- [What you have to do]: Return the data exactly, with all pictures removed.
--- Data for this exercise ---
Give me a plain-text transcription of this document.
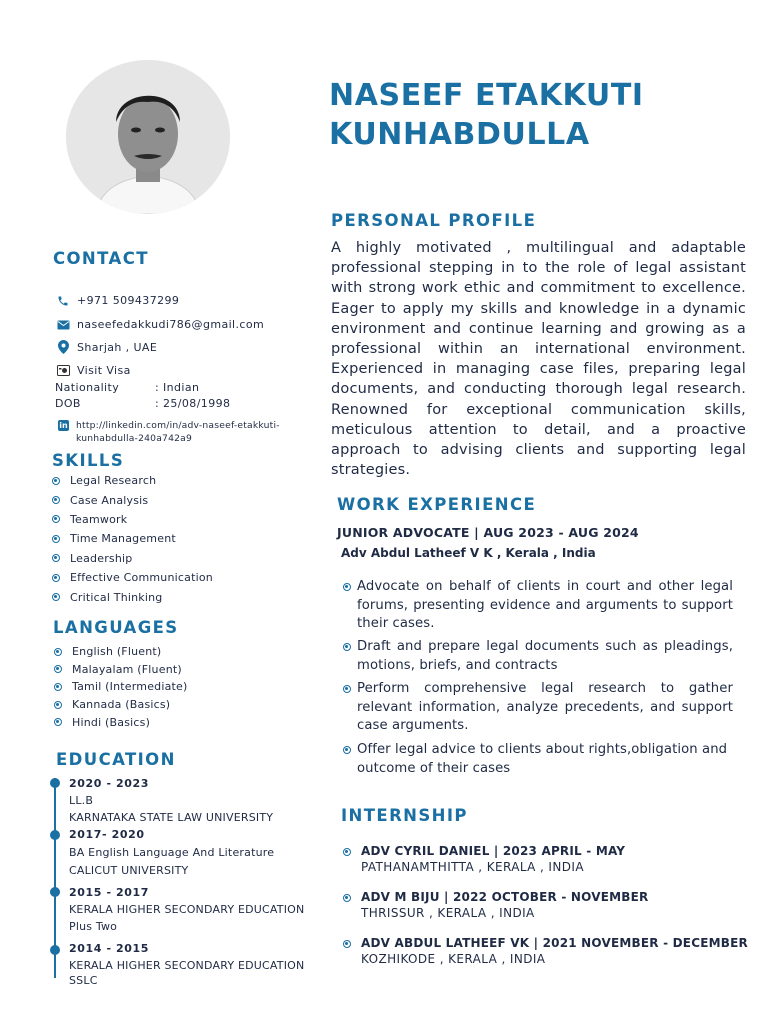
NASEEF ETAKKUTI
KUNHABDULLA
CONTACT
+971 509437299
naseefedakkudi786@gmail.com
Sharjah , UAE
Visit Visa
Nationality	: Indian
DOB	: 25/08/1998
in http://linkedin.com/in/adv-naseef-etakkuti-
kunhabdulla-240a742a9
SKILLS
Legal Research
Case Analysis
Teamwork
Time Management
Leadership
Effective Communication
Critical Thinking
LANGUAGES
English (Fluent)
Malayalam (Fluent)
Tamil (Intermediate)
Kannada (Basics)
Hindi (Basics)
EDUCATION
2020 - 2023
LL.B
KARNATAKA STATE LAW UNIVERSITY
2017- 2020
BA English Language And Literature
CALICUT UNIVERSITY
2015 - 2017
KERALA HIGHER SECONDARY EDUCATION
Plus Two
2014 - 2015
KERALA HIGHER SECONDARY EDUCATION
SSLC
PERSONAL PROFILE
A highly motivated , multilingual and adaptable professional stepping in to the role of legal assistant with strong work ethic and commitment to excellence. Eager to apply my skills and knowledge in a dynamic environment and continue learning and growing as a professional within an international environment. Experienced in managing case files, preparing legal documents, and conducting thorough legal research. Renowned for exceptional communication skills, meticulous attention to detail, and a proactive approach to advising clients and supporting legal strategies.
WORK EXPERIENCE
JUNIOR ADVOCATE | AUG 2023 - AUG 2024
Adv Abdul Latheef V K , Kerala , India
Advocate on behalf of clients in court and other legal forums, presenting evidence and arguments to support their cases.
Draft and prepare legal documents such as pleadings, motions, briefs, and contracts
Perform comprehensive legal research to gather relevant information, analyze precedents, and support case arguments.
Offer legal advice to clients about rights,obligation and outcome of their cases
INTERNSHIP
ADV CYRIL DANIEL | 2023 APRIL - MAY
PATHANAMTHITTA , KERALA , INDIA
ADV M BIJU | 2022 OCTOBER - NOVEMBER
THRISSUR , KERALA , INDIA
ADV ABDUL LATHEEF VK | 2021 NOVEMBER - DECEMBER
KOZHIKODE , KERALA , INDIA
---
- [Solution for this problem]:
Give me a plain-text transcription of this document.
NASEEF ETAKKUTI
KUNHABDULLA
CONTACT
+971 509437299
naseefedakkudi786@gmail.com
Sharjah , UAE
Visit Visa
Nationality	: Indian
DOB	: 25/08/1998
in http://linkedin.com/in/adv-naseef-etakkuti-
kunhabdulla-240a742a9
SKILLS
Legal Research
Case Analysis
Teamwork
Time Management
Leadership
Effective Communication
Critical Thinking
LANGUAGES
English (Fluent)
Malayalam (Fluent)
Tamil (Intermediate)
Kannada (Basics)
Hindi (Basics)
EDUCATION
2020 - 2023
LL.B
KARNATAKA STATE LAW UNIVERSITY
2017- 2020
BA English Language And Literature
CALICUT UNIVERSITY
2015 - 2017
KERALA HIGHER SECONDARY EDUCATION
Plus Two
2014 - 2015
KERALA HIGHER SECONDARY EDUCATION
SSLC
PERSONAL PROFILE
A highly motivated , multilingual and adaptable professional stepping in to the role of legal assistant with strong work ethic and commitment to excellence. Eager to apply my skills and knowledge in a dynamic environment and continue learning and growing as a professional within an international environment. Experienced in managing case files, preparing legal documents, and conducting thorough legal research. Renowned for exceptional communication skills, meticulous attention to detail, and a proactive approach to advising clients and supporting legal strategies.
WORK EXPERIENCE
JUNIOR ADVOCATE | AUG 2023 - AUG 2024
Adv Abdul Latheef V K , Kerala , India
Advocate on behalf of clients in court and other legal forums, presenting evidence and arguments to support their cases.
Draft and prepare legal documents such as pleadings, motions, briefs, and contracts
Perform comprehensive legal research to gather relevant information, analyze precedents, and support case arguments.
Offer legal advice to clients about rights,obligation and outcome of their cases
INTERNSHIP
ADV CYRIL DANIEL | 2023 APRIL - MAY
PATHANAMTHITTA , KERALA , INDIA
ADV M BIJU | 2022 OCTOBER - NOVEMBER
THRISSUR , KERALA , INDIA
ADV ABDUL LATHEEF VK | 2021 NOVEMBER - DECEMBER
KOZHIKODE , KERALA , INDIA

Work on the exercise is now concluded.